_Given exercise_:
Give the count of lines that include the string "label". Add nothing to it.

%%

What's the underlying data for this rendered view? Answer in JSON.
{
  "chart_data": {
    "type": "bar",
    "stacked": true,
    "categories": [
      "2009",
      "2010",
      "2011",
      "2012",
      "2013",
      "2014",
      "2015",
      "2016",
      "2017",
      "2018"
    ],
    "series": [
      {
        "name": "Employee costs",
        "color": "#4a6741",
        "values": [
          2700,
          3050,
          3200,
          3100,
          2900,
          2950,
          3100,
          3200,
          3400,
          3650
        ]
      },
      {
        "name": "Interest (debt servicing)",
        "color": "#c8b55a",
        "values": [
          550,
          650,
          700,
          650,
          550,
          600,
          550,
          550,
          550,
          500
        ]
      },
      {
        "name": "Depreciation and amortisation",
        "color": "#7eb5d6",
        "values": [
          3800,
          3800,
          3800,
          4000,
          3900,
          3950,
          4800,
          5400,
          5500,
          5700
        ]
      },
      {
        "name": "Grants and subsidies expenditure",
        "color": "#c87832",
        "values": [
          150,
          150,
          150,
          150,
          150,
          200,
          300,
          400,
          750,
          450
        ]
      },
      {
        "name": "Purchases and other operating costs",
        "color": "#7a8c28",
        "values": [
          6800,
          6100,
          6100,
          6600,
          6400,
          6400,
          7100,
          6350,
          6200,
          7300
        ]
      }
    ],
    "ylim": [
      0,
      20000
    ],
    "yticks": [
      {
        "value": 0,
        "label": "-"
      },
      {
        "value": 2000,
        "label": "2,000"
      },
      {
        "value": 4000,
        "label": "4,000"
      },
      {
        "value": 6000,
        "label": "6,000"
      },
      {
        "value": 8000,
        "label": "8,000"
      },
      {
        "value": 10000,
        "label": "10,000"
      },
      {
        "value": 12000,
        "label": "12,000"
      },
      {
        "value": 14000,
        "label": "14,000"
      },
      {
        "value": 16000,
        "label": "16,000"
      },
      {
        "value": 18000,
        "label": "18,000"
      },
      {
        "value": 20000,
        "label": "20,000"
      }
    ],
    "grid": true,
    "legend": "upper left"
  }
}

%%

_The completed task_:
11